**YOUR OBJECTIVE**
Every entry below should be repeated exactly; the pictures should not.

START

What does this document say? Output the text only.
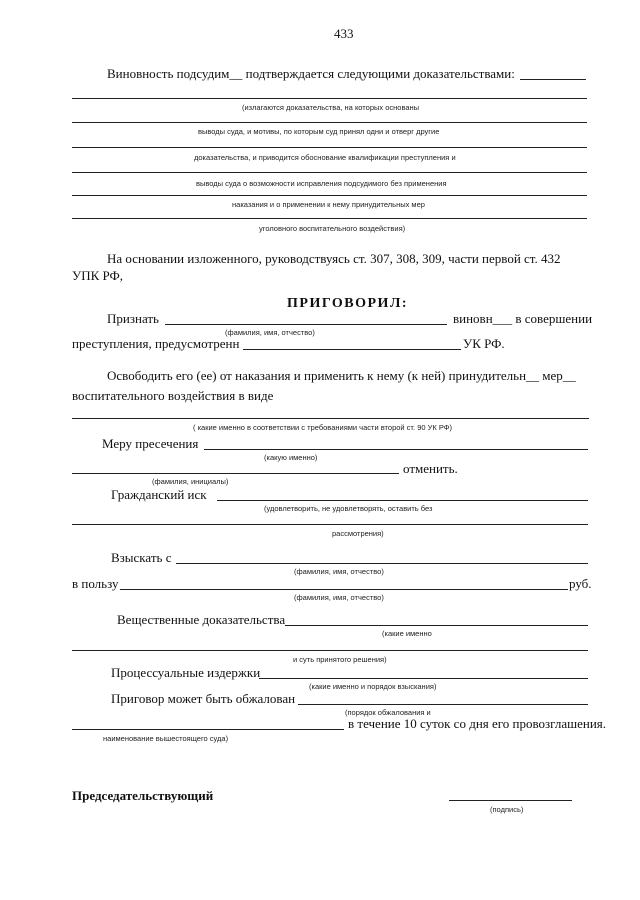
433
Виновность подсудим__ подтверждается следующими доказательствами:
(излагаются доказательства, на которых основаны
выводы суда, и мотивы, по которым суд принял одни и отверг другие
доказательства, и приводится обоснование квалификации преступления и
выводы суда о возможности исправления подсудимого без применения
наказания и о применении к нему принудительных мер
уголовного воспитательного воздействия)
На основании изложенного, руководствуясь ст. 307, 308, 309, части первой ст. 432
УПК РФ,
ПРИГОВОРИЛ:
Признать	виновн___ в совершении
(фамилия, имя, отчество)
преступления, предусмотренн	УК РФ.
Освободить его (ее) от наказания и применить к нему (к ней) принудительн__ мер__
воспитательного воздействия в виде
( какие именно в соответствии с требованиями части второй ст. 90 УК РФ)
Меру пресечения
(какую именно)
отменить.
(фамилия, инициалы)
Гражданский иск
(удовлетворить, не удовлетворять, оставить без
рассмотрения)
Взыскать с
(фамилия, имя, отчество)
в пользу	руб.
(фамилия, имя, отчество)
Вещественные доказательства
(какие именно
и суть принятого решения)
Процессуальные издержки
(какие именно и порядок взыскания)
Приговор может быть обжалован
(порядок обжалования и
в течение 10 суток со дня его провозглашения.
наименование вышестоящего суда)
Председательствующий
(подпись)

END

**REPLY**
What does this document say? Output the text only.
433
Виновность подсудим__ подтверждается следующими доказательствами:
(излагаются доказательства, на которых основаны
выводы суда, и мотивы, по которым суд принял одни и отверг другие
доказательства, и приводится обоснование квалификации преступления и
выводы суда о возможности исправления подсудимого без применения
наказания и о применении к нему принудительных мер
уголовного воспитательного воздействия)
На основании изложенного, руководствуясь ст. 307, 308, 309, части первой ст. 432
УПК РФ,
ПРИГОВОРИЛ:
Признать	виновн___ в совершении
(фамилия, имя, отчество)
преступления, предусмотренн	УК РФ.
Освободить его (ее) от наказания и применить к нему (к ней) принудительн__ мер__
воспитательного воздействия в виде
( какие именно в соответствии с требованиями части второй ст. 90 УК РФ)
Меру пресечения
(какую именно)
отменить.
(фамилия, инициалы)
Гражданский иск
(удовлетворить, не удовлетворять, оставить без
рассмотрения)
Взыскать с
(фамилия, имя, отчество)
в пользу	руб.
(фамилия, имя, отчество)
Вещественные доказательства
(какие именно
и суть принятого решения)
Процессуальные издержки
(какие именно и порядок взыскания)
Приговор может быть обжалован
(порядок обжалования и
в течение 10 суток со дня его провозглашения.
наименование вышестоящего суда)
Председательствующий
(подпись)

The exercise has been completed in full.